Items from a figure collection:

______

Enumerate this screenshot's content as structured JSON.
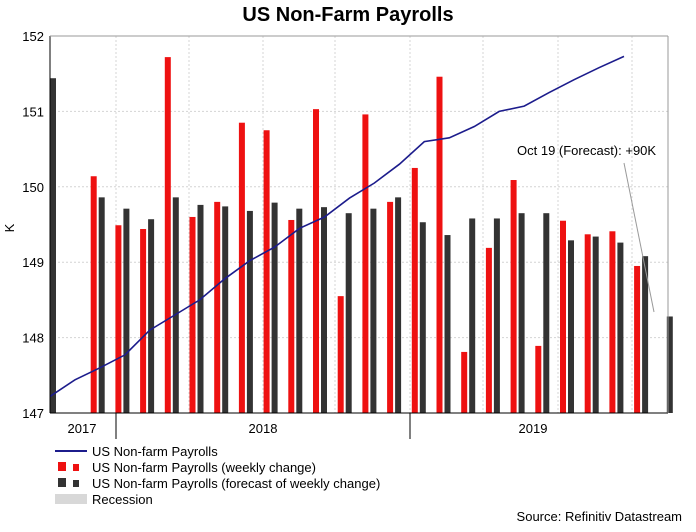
{
  "chart_data": {
    "type": "bar",
    "title": "US Non-Farm Payrolls",
    "ylabel": "K",
    "ylim": [
      147,
      152
    ],
    "yticks": [
      "147",
      "148",
      "149",
      "150",
      "151",
      "152"
    ],
    "xticks": [
      "2017",
      "2018",
      "2019"
    ],
    "grid": true,
    "source": "Source: Refinitiv Datastream",
    "annotation": "Oct 19 (Forecast): +90K",
    "legend": [
      {
        "name": "US Non-farm Payrolls",
        "kind": "line",
        "color": "#1c1c8c"
      },
      {
        "name": "US Non-farm Payrolls (weekly change)",
        "kind": "bar",
        "color": "#ee1111"
      },
      {
        "name": "US Non-farm Payrolls (forecast of weekly change)",
        "kind": "bar",
        "color": "#333333"
      },
      {
        "name": "Recession",
        "kind": "area",
        "color": "#d8d8d8"
      }
    ],
    "series": [
      {
        "name": "US Non-farm Payrolls (weekly change)",
        "values": [
          null,
          150.14,
          149.49,
          149.44,
          151.72,
          149.6,
          149.8,
          150.85,
          150.75,
          149.56,
          151.03,
          148.55,
          150.96,
          149.8,
          150.25,
          151.46,
          147.81,
          149.19,
          150.09,
          147.89,
          149.55,
          149.37,
          149.41,
          148.95,
          null
        ],
        "color": "#ee1111"
      },
      {
        "name": "US Non-farm Payrolls (forecast of weekly change)",
        "values": [
          151.44,
          149.86,
          149.71,
          149.57,
          149.86,
          149.76,
          149.74,
          149.68,
          149.79,
          149.71,
          149.73,
          149.65,
          149.71,
          149.86,
          149.53,
          149.36,
          149.58,
          149.58,
          149.65,
          149.65,
          149.29,
          149.34,
          149.26,
          149.08,
          148.28
        ],
        "color": "#333333"
      },
      {
        "name": "US Non-farm Payrolls",
        "values": [
          147.22,
          147.44,
          147.6,
          147.77,
          148.1,
          148.3,
          148.5,
          148.78,
          149.02,
          149.2,
          149.45,
          149.6,
          149.85,
          150.05,
          150.3,
          150.6,
          150.65,
          150.8,
          151.0,
          151.07,
          151.25,
          151.42,
          151.58,
          151.73
        ],
        "color": "#1c1c8c"
      }
    ]
  }
}
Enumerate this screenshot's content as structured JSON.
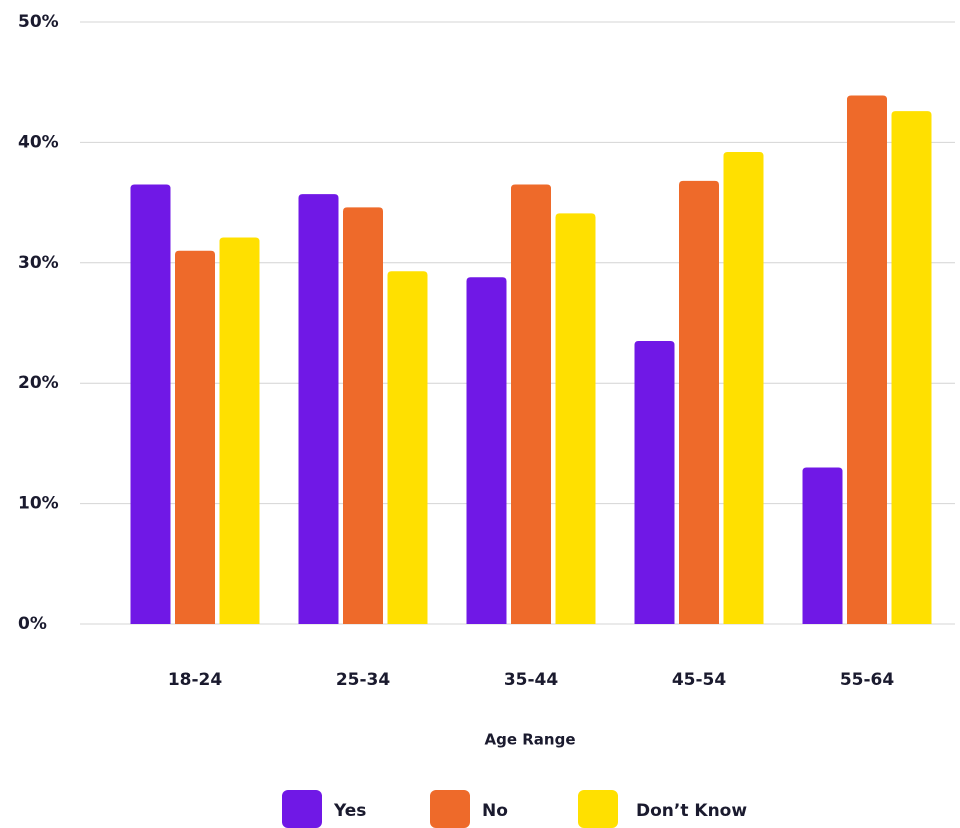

______

Return the full material word for word. Do not include the pictures.

Enumerate this screenshot's content as structured JSON.
{
  "chart_data": {
    "type": "bar",
    "title": "US Non-Farm Payrolls",
    "ylabel": "K",
    "ylim": [
      147,
      152
    ],
    "yticks": [
      "147",
      "148",
      "149",
      "150",
      "151",
      "152"
    ],
    "xticks": [
      "2017",
      "2018",
      "2019"
    ],
    "grid": true,
    "source": "Source: Refinitiv Datastream",
    "annotation": "Oct 19 (Forecast): +90K",
    "legend": [
      {
        "name": "US Non-farm Payrolls",
        "kind": "line",
        "color": "#1c1c8c"
      },
      {
        "name": "US Non-farm Payrolls (weekly change)",
        "kind": "bar",
        "color": "#ee1111"
      },
      {
        "name": "US Non-farm Payrolls (forecast of weekly change)",
        "kind": "bar",
        "color": "#333333"
      },
      {
        "name": "Recession",
        "kind": "area",
        "color": "#d8d8d8"
      }
    ],
    "series": [
      {
        "name": "US Non-farm Payrolls (weekly change)",
        "values": [
          null,
          150.14,
          149.49,
          149.44,
          151.72,
          149.6,
          149.8,
          150.85,
          150.75,
          149.56,
          151.03,
          148.55,
          150.96,
          149.8,
          150.25,
          151.46,
          147.81,
          149.19,
          150.09,
          147.89,
          149.55,
          149.37,
          149.41,
          148.95,
          null
        ],
        "color": "#ee1111"
      },
      {
        "name": "US Non-farm Payrolls (forecast of weekly change)",
        "values": [
          151.44,
          149.86,
          149.71,
          149.57,
          149.86,
          149.76,
          149.74,
          149.68,
          149.79,
          149.71,
          149.73,
          149.65,
          149.71,
          149.86,
          149.53,
          149.36,
          149.58,
          149.58,
          149.65,
          149.65,
          149.29,
          149.34,
          149.26,
          149.08,
          148.28
        ],
        "color": "#333333"
      },
      {
        "name": "US Non-farm Payrolls",
        "values": [
          147.22,
          147.44,
          147.6,
          147.77,
          148.1,
          148.3,
          148.5,
          148.78,
          149.02,
          149.2,
          149.45,
          149.6,
          149.85,
          150.05,
          150.3,
          150.6,
          150.65,
          150.8,
          151.0,
          151.07,
          151.25,
          151.42,
          151.58,
          151.73
        ],
        "color": "#1c1c8c"
      }
    ]
  }
}
Enumerate this screenshot's content as structured JSON.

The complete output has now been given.